(Data records)
--------------------------------------------------
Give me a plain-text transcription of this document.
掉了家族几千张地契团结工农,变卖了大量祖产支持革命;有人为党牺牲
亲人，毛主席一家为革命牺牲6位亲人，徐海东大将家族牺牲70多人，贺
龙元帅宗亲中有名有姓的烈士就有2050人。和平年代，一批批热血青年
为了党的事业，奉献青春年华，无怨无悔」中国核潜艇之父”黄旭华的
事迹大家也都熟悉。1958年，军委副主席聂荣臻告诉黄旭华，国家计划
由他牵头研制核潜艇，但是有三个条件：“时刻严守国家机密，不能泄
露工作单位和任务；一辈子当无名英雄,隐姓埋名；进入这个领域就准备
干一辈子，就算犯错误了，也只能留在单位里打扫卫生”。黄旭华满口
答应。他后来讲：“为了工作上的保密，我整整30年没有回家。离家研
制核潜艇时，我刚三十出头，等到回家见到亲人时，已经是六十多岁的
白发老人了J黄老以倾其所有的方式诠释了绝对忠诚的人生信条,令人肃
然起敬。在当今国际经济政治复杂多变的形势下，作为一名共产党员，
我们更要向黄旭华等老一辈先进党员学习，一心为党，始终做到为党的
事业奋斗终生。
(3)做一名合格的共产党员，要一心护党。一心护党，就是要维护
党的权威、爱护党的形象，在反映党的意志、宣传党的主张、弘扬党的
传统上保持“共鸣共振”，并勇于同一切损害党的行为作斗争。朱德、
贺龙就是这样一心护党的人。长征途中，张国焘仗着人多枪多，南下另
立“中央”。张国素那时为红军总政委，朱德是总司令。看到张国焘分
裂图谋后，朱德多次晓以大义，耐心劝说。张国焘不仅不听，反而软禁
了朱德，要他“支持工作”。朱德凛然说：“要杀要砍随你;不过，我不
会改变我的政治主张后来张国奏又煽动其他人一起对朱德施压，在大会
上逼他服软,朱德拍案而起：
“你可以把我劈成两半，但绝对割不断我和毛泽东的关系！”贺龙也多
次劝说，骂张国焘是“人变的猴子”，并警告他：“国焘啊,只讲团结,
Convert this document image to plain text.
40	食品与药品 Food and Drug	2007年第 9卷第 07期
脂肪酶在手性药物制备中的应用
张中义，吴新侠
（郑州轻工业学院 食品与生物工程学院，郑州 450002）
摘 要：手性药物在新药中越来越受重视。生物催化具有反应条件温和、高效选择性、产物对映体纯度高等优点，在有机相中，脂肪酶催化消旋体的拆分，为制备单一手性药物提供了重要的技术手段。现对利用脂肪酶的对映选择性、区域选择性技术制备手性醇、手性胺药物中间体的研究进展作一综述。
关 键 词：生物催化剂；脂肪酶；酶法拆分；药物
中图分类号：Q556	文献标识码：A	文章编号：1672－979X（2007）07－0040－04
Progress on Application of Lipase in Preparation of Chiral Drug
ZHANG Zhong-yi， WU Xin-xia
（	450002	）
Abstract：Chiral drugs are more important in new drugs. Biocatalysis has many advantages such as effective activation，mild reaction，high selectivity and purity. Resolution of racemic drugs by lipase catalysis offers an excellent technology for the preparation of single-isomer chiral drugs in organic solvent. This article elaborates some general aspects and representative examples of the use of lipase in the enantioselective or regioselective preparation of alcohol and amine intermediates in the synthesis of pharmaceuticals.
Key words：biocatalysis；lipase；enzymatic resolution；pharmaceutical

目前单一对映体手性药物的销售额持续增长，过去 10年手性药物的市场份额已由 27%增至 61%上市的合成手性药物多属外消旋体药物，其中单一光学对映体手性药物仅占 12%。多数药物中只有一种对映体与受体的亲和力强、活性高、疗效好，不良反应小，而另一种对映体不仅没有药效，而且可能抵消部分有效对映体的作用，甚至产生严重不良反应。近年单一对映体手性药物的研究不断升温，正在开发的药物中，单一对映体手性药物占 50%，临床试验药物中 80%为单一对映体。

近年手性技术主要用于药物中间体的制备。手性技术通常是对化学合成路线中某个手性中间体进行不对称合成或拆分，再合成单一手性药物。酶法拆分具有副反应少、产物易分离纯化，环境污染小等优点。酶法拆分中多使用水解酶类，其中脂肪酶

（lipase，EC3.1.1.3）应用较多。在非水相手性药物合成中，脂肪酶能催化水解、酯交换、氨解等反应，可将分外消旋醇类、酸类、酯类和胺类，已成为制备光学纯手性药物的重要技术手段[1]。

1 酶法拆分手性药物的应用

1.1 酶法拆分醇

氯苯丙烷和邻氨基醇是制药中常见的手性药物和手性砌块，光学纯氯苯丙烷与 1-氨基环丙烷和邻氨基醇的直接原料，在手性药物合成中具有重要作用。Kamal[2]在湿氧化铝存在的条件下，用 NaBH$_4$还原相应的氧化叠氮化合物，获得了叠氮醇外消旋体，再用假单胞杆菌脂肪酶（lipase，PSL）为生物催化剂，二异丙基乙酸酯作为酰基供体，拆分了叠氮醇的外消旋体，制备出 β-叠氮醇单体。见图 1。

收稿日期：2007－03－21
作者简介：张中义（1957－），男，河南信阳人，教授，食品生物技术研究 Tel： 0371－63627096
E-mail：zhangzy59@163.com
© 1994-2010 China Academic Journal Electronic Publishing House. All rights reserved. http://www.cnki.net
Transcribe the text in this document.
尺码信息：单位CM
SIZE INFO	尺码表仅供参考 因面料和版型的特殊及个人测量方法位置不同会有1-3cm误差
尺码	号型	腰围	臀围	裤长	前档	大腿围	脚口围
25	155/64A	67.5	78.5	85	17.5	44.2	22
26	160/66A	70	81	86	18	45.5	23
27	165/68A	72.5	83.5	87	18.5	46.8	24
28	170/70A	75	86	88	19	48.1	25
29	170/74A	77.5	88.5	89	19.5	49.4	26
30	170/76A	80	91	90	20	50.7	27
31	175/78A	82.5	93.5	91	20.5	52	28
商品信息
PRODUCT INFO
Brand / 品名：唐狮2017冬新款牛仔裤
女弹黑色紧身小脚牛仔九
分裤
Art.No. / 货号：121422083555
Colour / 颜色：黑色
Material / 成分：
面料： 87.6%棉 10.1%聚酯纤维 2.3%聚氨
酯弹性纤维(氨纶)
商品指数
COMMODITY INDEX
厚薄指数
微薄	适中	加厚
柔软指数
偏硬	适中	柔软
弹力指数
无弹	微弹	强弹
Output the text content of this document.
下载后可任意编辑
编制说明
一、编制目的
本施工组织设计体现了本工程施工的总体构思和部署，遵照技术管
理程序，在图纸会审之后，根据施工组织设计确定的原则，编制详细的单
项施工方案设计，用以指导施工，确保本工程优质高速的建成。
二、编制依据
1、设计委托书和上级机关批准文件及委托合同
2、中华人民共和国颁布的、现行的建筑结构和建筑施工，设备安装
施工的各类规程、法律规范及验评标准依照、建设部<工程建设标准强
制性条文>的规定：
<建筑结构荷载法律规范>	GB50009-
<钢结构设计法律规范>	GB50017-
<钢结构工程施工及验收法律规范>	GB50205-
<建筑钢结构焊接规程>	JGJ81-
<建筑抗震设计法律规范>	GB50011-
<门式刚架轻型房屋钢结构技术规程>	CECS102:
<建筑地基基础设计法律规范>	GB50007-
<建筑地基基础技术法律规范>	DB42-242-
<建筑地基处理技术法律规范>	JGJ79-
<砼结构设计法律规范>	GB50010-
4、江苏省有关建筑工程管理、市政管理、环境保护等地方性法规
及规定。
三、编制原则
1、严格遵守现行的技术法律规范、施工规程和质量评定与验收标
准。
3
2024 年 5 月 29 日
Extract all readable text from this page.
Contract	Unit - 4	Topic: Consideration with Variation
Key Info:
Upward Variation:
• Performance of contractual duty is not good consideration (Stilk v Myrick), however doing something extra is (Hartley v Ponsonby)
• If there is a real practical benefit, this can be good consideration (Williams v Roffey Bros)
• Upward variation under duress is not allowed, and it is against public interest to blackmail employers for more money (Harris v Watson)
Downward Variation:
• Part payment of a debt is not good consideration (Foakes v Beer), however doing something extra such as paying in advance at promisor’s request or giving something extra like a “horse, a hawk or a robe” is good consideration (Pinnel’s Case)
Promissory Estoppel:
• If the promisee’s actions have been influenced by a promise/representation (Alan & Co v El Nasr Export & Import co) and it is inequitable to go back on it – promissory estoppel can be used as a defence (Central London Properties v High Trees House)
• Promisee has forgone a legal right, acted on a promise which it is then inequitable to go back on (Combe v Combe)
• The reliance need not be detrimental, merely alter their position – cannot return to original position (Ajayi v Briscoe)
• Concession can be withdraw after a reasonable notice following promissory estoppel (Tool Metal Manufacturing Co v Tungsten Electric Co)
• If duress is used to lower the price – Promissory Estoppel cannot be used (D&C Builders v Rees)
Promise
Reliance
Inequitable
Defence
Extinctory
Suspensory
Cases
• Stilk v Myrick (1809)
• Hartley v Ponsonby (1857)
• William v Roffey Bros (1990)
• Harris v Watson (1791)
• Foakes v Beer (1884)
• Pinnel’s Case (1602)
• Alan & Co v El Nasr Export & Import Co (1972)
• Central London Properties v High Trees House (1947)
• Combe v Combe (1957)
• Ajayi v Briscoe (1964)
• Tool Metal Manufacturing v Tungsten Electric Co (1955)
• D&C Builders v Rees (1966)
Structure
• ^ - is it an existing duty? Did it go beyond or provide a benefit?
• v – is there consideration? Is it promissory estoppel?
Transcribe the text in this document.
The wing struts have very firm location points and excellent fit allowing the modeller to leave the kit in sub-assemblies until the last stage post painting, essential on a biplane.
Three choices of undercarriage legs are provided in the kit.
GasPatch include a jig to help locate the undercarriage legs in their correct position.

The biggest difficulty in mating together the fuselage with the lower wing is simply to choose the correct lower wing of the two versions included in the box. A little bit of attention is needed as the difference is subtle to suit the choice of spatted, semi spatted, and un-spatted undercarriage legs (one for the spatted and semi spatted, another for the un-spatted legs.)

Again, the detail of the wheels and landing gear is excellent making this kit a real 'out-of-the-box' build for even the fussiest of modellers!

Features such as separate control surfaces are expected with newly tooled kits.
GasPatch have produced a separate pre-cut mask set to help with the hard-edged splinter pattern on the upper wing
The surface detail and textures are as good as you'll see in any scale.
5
--------------------------------------------------
Go through the material and copy out every line with "Briscoe" in it.

• The reliance need not be detrimental, merely alter their position – cannot return to original position (Ajayi v Briscoe)
• Ajayi v Briscoe (1964)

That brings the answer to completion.